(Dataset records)
------------------------------------

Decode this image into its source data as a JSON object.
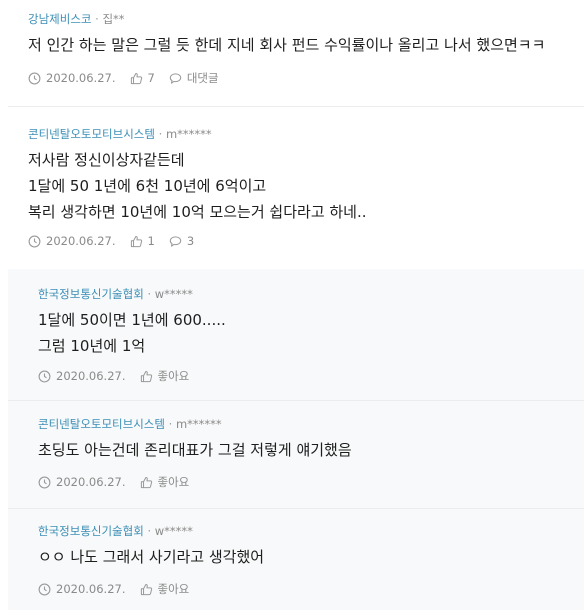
{
  "comments": [
    {
      "org": "강남제비스코",
      "user": "집**",
      "lines": [
        "저 인간 하는 말은 그럴 듯 한데 지네 회사 펀드 수익률이나 올리고 나서 했으면ㅋㅋ"
      ],
      "date": "2020.06.27.",
      "likes": "7",
      "replies": "대댓글"
    },
    {
      "org": "콘티넨탈오토모티브시스템",
      "user": "m******",
      "lines": [
        "저사람 정신이상자같든데",
        "1달에 50 1년에 6천 10년에 6억이고",
        "복리 생각하면 10년에 10억 모으는거 쉽다라고 하네.."
      ],
      "date": "2020.06.27.",
      "likes": "1",
      "replies": "3"
    },
    {
      "org": "한국정보통신기술협회",
      "user": "w*****",
      "lines": [
        "1달에 50이면 1년에 600.....",
        "그럼 10년에 1억"
      ],
      "date": "2020.06.27.",
      "likes": "좋아요"
    },
    {
      "org": "콘티넨탈오토모티브시스템",
      "user": "m******",
      "lines": [
        "초딩도 아는건데 존리대표가 그걸 저렇게 얘기했음"
      ],
      "date": "2020.06.27.",
      "likes": "좋아요"
    },
    {
      "org": "한국정보통신기술협회",
      "user": "w*****",
      "lines": [
        "ㅇㅇ 나도 그래서 사기라고 생각했어"
      ],
      "date": "2020.06.27.",
      "likes": "좋아요"
    }
  ],
  "separator": " · ",
  "colors": {
    "org": "#3b8fb6",
    "meta": "#8a8a8a",
    "reply_bg": "#f8f9fa"
  },
  "icons": {
    "date": "clock-icon",
    "like": "thumbs-up-icon",
    "reply": "speech-bubble-icon"
  }
}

------------------------------------

▸ **What is being asked**: Output the records above exactly; leave out the pictures.

▸ **Reply**:
Decode this image into its source data as a JSON object.
{
  "comments": [
    {
      "org": "강남제비스코",
      "user": "집**",
      "lines": [
        "저 인간 하는 말은 그럴 듯 한데 지네 회사 펀드 수익률이나 올리고 나서 했으면ㅋㅋ"
      ],
      "date": "2020.06.27.",
      "likes": "7",
      "replies": "대댓글"
    },
    {
      "org": "콘티넨탈오토모티브시스템",
      "user": "m******",
      "lines": [
        "저사람 정신이상자같든데",
        "1달에 50 1년에 6천 10년에 6억이고",
        "복리 생각하면 10년에 10억 모으는거 쉽다라고 하네.."
      ],
      "date": "2020.06.27.",
      "likes": "1",
      "replies": "3"
    },
    {
      "org": "한국정보통신기술협회",
      "user": "w*****",
      "lines": [
        "1달에 50이면 1년에 600.....",
        "그럼 10년에 1억"
      ],
      "date": "2020.06.27.",
      "likes": "좋아요"
    },
    {
      "org": "콘티넨탈오토모티브시스템",
      "user": "m******",
      "lines": [
        "초딩도 아는건데 존리대표가 그걸 저렇게 얘기했음"
      ],
      "date": "2020.06.27.",
      "likes": "좋아요"
    },
    {
      "org": "한국정보통신기술협회",
      "user": "w*****",
      "lines": [
        "ㅇㅇ 나도 그래서 사기라고 생각했어"
      ],
      "date": "2020.06.27.",
      "likes": "좋아요"
    }
  ],
  "separator": " · ",
  "colors": {
    "org": "#3b8fb6",
    "meta": "#8a8a8a",
    "reply_bg": "#f8f9fa"
  },
  "icons": {
    "date": "clock-icon",
    "like": "thumbs-up-icon",
    "reply": "speech-bubble-icon"
  }
}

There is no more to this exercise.